[Begin]
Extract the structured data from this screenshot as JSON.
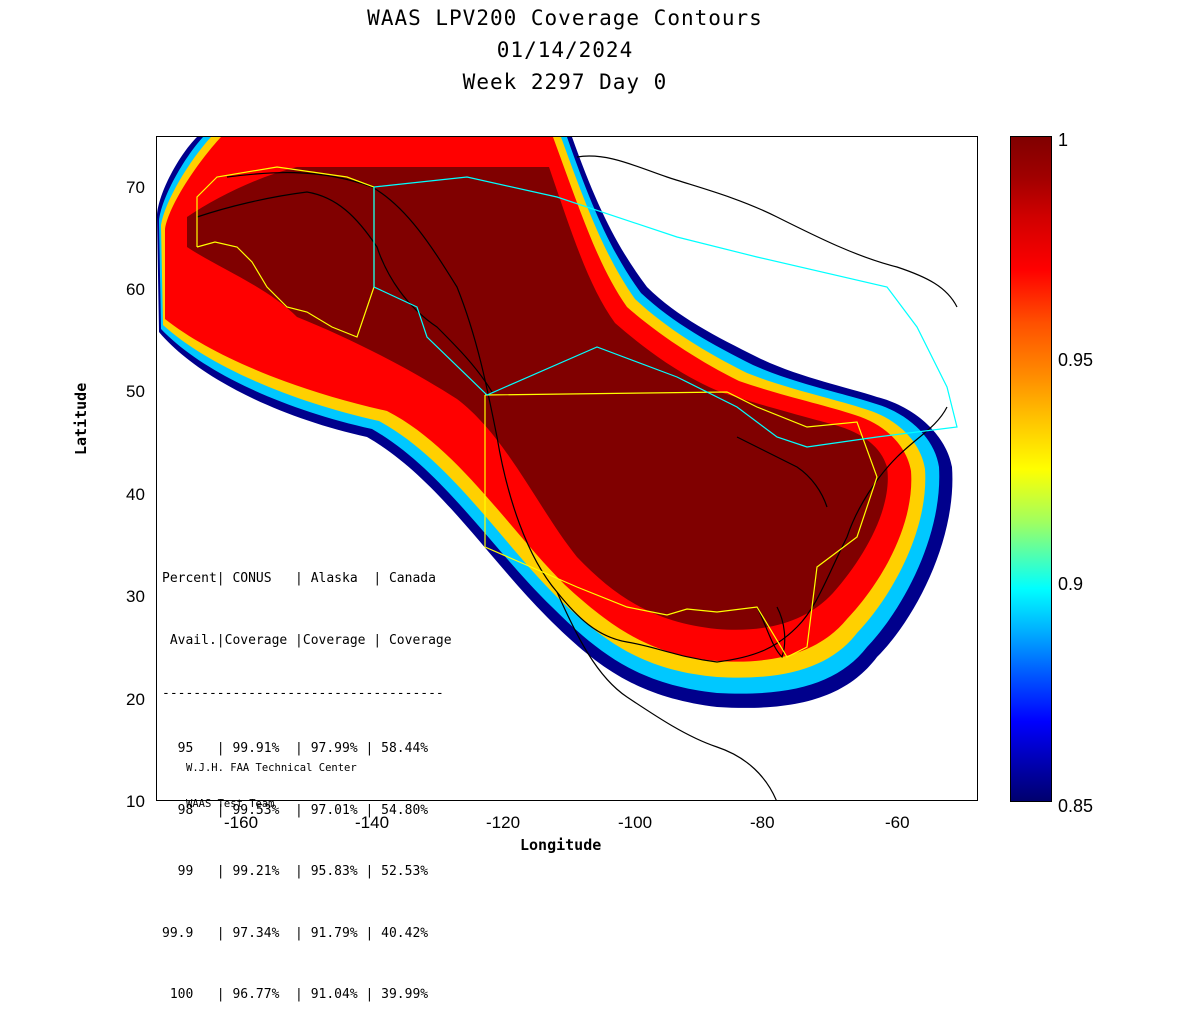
{
  "title": {
    "line1": "WAAS LPV200 Coverage Contours",
    "line2": "01/14/2024",
    "line3": "Week 2297 Day 0"
  },
  "axes": {
    "xlabel": "Longitude",
    "ylabel": "Latitude",
    "xticks": [
      "-160",
      "-140",
      "-120",
      "-100",
      "-80",
      "-60"
    ],
    "yticks": [
      "70",
      "60",
      "50",
      "40",
      "30",
      "20",
      "10"
    ],
    "xlim": [
      -175,
      -50
    ],
    "ylim": [
      10,
      75
    ]
  },
  "colorbar": {
    "ticks": [
      "1",
      "0.95",
      "0.9",
      "0.85"
    ],
    "range": [
      0.85,
      1
    ]
  },
  "stats": {
    "header1": "Percent| CONUS   | Alaska  | Canada",
    "header2": " Avail.|Coverage |Coverage | Coverage",
    "rule": "------------------------------------",
    "rows": [
      "  95   | 99.91%  | 97.99% | 58.44%",
      "  98   | 99.53%  | 97.01% | 54.80%",
      "  99   | 99.21%  | 95.83% | 52.53%",
      "99.9   | 97.34%  | 91.79% | 40.42%",
      " 100   | 96.77%  | 91.04% | 39.99%"
    ]
  },
  "credit": {
    "line1": "W.J.H. FAA Technical Center",
    "line2": "WAAS Test Team"
  },
  "colors": {
    "max_availability": "#800000",
    "service_boundary_us": "#ffff00",
    "service_boundary_canada": "#00ffff",
    "land_outline": "#000000"
  }
}
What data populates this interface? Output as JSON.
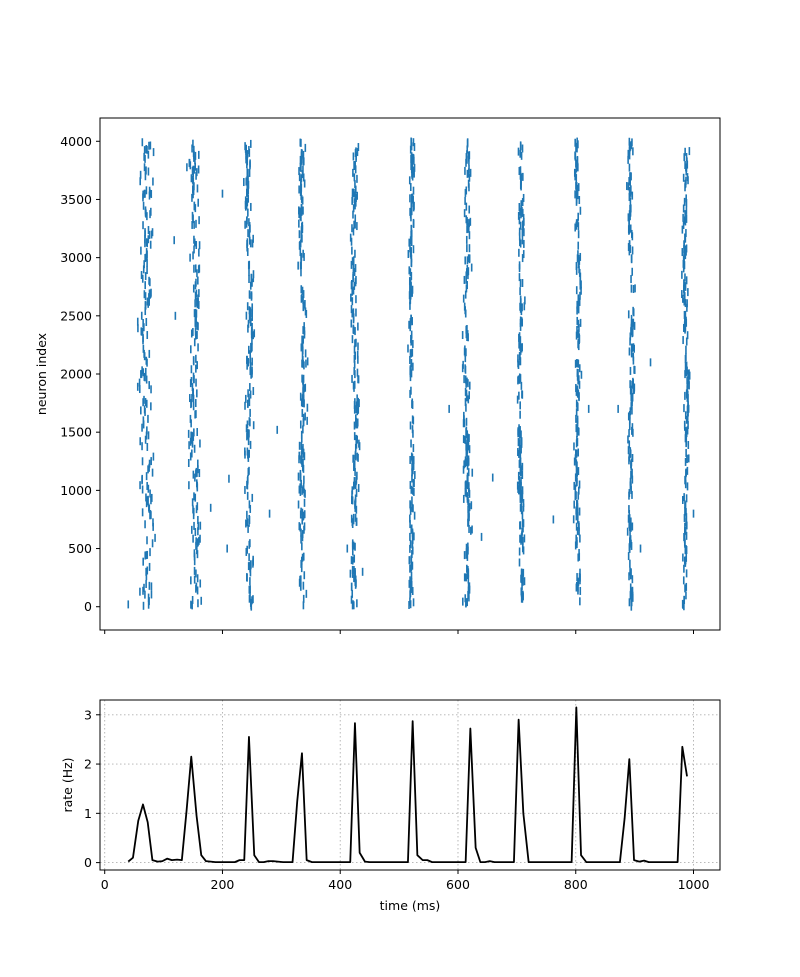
[End]
→ WHAT NEEDS TO BE DONE
Leave the images out, please, and restate each line word for word.

→ WRITTEN REPLY
Extract the structured data from this screenshot as JSON.
{
  "title": {
    "line1": "WAAS LPV200 Coverage Contours",
    "line2": "01/14/2024",
    "line3": "Week 2297 Day 0"
  },
  "axes": {
    "xlabel": "Longitude",
    "ylabel": "Latitude",
    "xticks": [
      "-160",
      "-140",
      "-120",
      "-100",
      "-80",
      "-60"
    ],
    "yticks": [
      "70",
      "60",
      "50",
      "40",
      "30",
      "20",
      "10"
    ],
    "xlim": [
      -175,
      -50
    ],
    "ylim": [
      10,
      75
    ]
  },
  "colorbar": {
    "ticks": [
      "1",
      "0.95",
      "0.9",
      "0.85"
    ],
    "range": [
      0.85,
      1
    ]
  },
  "stats": {
    "header1": "Percent| CONUS   | Alaska  | Canada",
    "header2": " Avail.|Coverage |Coverage | Coverage",
    "rule": "------------------------------------",
    "rows": [
      "  95   | 99.91%  | 97.99% | 58.44%",
      "  98   | 99.53%  | 97.01% | 54.80%",
      "  99   | 99.21%  | 95.83% | 52.53%",
      "99.9   | 97.34%  | 91.79% | 40.42%",
      " 100   | 96.77%  | 91.04% | 39.99%"
    ]
  },
  "credit": {
    "line1": "W.J.H. FAA Technical Center",
    "line2": "WAAS Test Team"
  },
  "colors": {
    "max_availability": "#800000",
    "service_boundary_us": "#ffff00",
    "service_boundary_canada": "#00ffff",
    "land_outline": "#000000"
  }
}
What data populates this interface? Output as JSON.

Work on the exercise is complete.